* **Records that describe figures**
■ ■ ■ ■

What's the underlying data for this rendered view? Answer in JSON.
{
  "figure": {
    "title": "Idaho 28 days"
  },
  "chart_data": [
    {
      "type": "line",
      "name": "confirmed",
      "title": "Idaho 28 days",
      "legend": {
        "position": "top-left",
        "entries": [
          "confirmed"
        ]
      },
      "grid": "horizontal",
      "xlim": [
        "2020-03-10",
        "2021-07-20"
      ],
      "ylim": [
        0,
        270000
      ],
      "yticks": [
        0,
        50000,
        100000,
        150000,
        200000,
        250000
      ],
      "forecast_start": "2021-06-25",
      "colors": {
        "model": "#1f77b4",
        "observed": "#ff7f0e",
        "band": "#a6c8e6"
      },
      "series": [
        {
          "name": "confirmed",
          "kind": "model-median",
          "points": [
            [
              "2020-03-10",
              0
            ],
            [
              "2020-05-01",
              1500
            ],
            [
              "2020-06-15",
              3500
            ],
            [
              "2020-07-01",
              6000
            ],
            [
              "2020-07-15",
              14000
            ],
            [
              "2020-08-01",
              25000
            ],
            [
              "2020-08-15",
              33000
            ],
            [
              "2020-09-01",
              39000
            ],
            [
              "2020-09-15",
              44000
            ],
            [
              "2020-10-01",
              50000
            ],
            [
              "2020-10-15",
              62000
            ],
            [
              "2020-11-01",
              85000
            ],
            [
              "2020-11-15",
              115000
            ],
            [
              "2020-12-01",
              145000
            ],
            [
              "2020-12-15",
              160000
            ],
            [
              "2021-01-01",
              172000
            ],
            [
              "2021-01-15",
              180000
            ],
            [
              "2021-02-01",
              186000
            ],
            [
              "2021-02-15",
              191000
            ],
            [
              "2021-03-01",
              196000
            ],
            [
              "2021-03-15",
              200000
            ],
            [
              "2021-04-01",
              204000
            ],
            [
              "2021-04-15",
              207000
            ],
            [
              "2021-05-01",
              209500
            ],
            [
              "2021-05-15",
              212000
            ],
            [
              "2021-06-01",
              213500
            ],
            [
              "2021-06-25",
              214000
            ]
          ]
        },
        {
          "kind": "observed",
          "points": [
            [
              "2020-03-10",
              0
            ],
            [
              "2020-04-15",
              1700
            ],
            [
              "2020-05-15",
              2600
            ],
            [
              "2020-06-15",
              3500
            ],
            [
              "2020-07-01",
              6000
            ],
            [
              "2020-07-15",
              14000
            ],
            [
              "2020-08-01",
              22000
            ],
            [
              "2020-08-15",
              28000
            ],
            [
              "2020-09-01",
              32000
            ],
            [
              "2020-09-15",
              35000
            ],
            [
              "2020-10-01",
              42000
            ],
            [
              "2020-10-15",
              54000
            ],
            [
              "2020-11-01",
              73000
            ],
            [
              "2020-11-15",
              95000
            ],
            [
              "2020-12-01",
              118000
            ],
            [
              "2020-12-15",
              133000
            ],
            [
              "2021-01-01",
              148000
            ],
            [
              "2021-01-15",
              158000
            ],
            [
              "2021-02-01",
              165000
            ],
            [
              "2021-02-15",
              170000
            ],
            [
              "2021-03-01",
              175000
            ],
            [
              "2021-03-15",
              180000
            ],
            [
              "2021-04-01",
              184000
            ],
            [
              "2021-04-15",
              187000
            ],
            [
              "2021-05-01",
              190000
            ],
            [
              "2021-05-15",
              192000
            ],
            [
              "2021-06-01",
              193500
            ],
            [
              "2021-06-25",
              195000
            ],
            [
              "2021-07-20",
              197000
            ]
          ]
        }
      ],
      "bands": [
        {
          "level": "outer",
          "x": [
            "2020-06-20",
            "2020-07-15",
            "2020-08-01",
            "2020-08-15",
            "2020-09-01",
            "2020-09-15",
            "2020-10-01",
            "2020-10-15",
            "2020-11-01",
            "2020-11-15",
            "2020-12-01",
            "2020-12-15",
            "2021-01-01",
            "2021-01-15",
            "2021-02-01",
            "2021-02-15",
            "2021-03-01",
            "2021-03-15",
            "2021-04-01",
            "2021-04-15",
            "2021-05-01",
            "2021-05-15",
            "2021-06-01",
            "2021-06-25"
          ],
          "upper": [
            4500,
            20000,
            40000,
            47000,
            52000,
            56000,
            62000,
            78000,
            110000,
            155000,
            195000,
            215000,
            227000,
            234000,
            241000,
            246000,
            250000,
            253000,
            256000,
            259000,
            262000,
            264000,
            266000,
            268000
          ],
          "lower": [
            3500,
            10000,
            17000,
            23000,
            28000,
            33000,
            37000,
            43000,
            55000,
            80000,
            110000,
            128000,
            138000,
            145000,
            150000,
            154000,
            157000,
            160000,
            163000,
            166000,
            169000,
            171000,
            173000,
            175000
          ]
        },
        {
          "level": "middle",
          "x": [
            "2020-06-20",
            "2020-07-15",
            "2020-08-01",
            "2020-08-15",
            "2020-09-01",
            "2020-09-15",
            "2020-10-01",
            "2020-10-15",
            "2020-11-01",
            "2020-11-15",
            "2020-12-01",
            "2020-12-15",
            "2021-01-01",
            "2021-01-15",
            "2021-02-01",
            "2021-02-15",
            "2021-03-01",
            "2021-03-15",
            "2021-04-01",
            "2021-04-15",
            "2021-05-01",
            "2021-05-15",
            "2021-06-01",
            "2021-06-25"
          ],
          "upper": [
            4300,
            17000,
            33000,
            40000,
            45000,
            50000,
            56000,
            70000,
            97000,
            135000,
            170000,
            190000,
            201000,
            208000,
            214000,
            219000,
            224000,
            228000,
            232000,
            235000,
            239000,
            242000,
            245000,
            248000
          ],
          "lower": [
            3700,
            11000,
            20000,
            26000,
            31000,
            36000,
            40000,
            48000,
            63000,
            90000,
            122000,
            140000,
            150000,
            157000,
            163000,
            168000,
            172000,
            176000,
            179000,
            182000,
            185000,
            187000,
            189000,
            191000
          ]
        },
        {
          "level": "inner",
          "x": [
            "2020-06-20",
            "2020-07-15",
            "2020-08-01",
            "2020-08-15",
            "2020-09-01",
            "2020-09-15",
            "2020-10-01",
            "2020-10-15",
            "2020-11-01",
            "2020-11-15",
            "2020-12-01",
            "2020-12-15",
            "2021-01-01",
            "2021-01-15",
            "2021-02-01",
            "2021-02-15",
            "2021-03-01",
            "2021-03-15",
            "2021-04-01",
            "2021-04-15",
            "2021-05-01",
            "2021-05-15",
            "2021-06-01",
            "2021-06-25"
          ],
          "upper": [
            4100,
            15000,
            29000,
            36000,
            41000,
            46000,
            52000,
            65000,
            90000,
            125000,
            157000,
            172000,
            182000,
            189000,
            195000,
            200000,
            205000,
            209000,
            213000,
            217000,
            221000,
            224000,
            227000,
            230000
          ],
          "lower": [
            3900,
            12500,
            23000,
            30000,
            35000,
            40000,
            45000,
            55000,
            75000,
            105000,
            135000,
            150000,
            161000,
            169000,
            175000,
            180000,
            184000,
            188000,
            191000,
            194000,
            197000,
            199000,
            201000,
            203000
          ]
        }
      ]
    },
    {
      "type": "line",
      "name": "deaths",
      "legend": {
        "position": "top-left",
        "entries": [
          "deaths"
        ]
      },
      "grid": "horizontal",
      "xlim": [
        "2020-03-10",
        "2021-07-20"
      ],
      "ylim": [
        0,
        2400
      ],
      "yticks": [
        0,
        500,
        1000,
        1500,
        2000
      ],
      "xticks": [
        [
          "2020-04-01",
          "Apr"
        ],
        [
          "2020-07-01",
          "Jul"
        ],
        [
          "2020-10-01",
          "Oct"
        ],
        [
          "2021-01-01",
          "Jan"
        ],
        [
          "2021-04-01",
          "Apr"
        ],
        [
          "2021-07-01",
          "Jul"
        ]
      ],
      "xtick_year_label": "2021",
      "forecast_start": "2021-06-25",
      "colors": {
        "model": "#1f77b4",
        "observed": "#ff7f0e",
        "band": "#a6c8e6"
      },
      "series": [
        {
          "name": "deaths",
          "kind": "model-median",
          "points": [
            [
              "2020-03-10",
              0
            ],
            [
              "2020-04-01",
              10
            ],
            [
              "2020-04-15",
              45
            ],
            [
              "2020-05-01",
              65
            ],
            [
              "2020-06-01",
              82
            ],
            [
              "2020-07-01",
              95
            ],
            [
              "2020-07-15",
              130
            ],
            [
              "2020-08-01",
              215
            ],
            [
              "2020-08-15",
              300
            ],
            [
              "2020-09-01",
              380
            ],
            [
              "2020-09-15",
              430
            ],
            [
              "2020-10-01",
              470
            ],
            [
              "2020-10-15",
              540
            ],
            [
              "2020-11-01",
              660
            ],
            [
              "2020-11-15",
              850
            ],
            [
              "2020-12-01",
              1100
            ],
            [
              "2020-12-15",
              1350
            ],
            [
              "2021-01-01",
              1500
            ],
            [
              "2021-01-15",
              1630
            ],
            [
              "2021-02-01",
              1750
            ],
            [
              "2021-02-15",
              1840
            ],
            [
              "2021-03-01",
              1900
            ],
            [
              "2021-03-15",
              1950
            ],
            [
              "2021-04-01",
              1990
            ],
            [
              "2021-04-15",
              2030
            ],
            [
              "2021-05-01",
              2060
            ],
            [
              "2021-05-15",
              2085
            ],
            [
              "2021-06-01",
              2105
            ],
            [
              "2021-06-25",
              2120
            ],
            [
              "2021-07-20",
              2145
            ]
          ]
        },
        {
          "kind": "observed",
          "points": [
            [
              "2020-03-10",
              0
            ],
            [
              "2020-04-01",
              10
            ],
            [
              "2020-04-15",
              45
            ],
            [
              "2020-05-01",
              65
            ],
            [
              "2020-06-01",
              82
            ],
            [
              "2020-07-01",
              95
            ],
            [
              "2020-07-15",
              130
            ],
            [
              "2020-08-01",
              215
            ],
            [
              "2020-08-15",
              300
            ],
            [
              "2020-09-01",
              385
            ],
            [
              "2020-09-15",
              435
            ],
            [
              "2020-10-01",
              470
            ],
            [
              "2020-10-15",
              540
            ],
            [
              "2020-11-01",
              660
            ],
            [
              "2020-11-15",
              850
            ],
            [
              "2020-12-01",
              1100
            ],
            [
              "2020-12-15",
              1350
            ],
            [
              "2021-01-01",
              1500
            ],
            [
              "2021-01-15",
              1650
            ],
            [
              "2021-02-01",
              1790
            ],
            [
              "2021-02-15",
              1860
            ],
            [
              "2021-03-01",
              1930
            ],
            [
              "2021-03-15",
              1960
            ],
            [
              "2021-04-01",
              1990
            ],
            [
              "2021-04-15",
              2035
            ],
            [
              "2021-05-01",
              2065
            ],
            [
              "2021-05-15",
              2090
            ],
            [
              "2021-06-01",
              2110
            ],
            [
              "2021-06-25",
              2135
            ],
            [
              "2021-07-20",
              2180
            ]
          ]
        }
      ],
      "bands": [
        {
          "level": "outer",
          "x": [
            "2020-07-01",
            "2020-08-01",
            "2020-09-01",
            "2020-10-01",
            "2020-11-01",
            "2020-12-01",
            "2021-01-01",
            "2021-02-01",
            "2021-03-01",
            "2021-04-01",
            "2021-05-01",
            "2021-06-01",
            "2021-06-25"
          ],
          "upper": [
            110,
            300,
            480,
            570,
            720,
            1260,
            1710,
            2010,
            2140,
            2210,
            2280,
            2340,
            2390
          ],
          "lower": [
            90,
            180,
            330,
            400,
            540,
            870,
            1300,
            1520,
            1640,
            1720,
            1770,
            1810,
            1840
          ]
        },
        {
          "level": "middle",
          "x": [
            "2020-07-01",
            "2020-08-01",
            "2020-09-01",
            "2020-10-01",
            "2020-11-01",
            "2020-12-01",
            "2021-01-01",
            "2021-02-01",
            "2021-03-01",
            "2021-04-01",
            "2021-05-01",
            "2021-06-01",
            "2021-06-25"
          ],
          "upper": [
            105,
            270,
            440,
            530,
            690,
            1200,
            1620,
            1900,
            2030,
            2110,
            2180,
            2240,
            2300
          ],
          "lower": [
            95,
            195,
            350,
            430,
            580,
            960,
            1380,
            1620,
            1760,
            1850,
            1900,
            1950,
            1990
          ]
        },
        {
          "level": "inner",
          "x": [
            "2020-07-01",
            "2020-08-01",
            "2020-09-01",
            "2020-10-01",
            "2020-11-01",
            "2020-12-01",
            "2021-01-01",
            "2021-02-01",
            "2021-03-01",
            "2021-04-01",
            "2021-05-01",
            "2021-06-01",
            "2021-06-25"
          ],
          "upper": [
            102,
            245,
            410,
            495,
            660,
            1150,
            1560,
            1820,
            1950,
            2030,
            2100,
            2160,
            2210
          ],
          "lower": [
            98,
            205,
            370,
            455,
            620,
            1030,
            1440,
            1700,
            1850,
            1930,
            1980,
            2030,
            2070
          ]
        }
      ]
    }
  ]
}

■ ■ ■ ■

* **Do this**
Within the material above, find the lines that contain the word "days"; copy them.

* **Worked solution**
    "title": "Idaho 28 days"
      "title": "Idaho 28 days",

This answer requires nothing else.